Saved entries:
----------

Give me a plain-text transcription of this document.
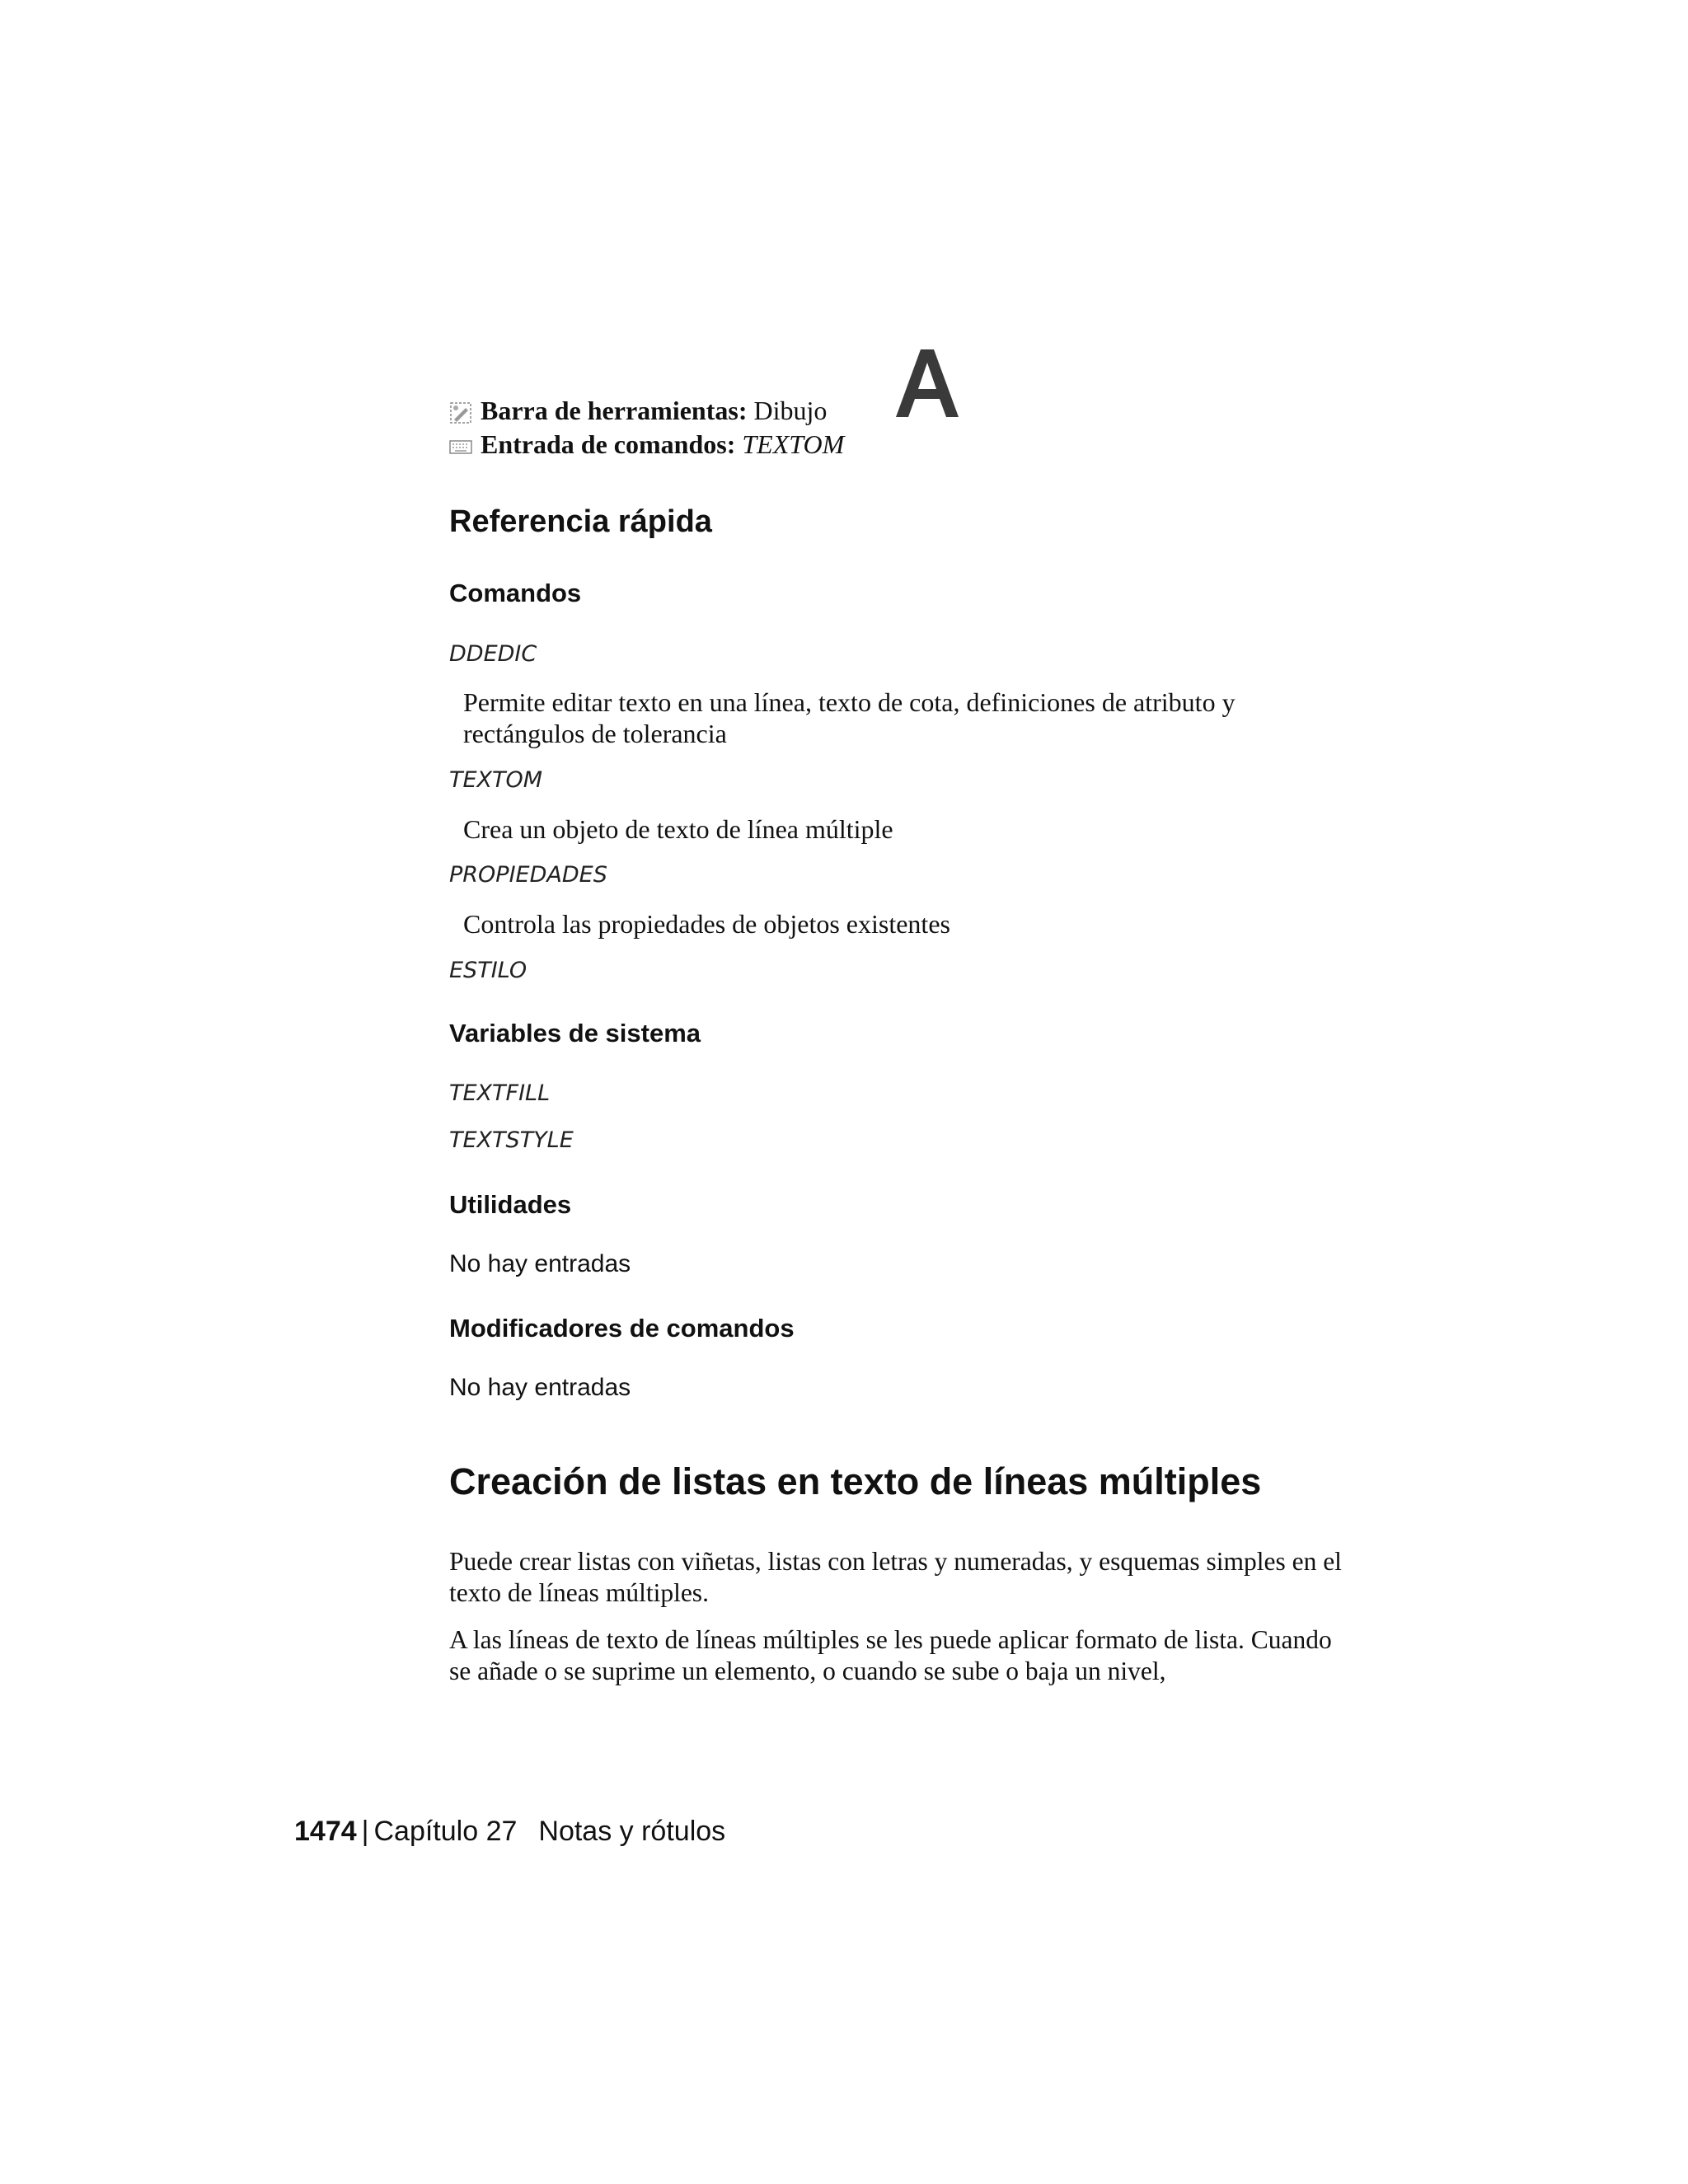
Barra de herramientas:
Dibujo
Entrada de comandos:
TEXTOM
Referencia rápida
Comandos
DDEDIC

Permite editar texto en una línea, texto de cota, definiciones de atributo y rectángulos de tolerancia

TEXTOM

Crea un objeto de texto de línea múltiple

PROPIEDADES

Controla las propiedades de objetos existentes

ESTILO
Variables de sistema
TEXTFILL
TEXTSTYLE
Utilidades
No hay entradas
Modificadores de comandos
No hay entradas
Creación de listas en texto de líneas múltiples

Puede crear listas con viñetas, listas con letras y numeradas, y esquemas simples en el texto de líneas múltiples.

A las líneas de texto de líneas múltiples se les puede aplicar formato de lista. Cuando se añade o se suprime un elemento, o cuando se sube o baja un nivel,

1474 | Capítulo 27 Notas y rótulos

----------

TASK OBJECTIVE: List all lines in the material containing the string "múltiples".

THE ANSWER:
Creación de listas en texto de líneas múltiples
Puede crear listas con viñetas, listas con letras y numeradas, y esquemas simples en el texto de líneas múltiples.
A las líneas de texto de líneas múltiples se les puede aplicar formato de lista. Cuando se añade o se suprime un elemento, o cuando se sube o baja un nivel,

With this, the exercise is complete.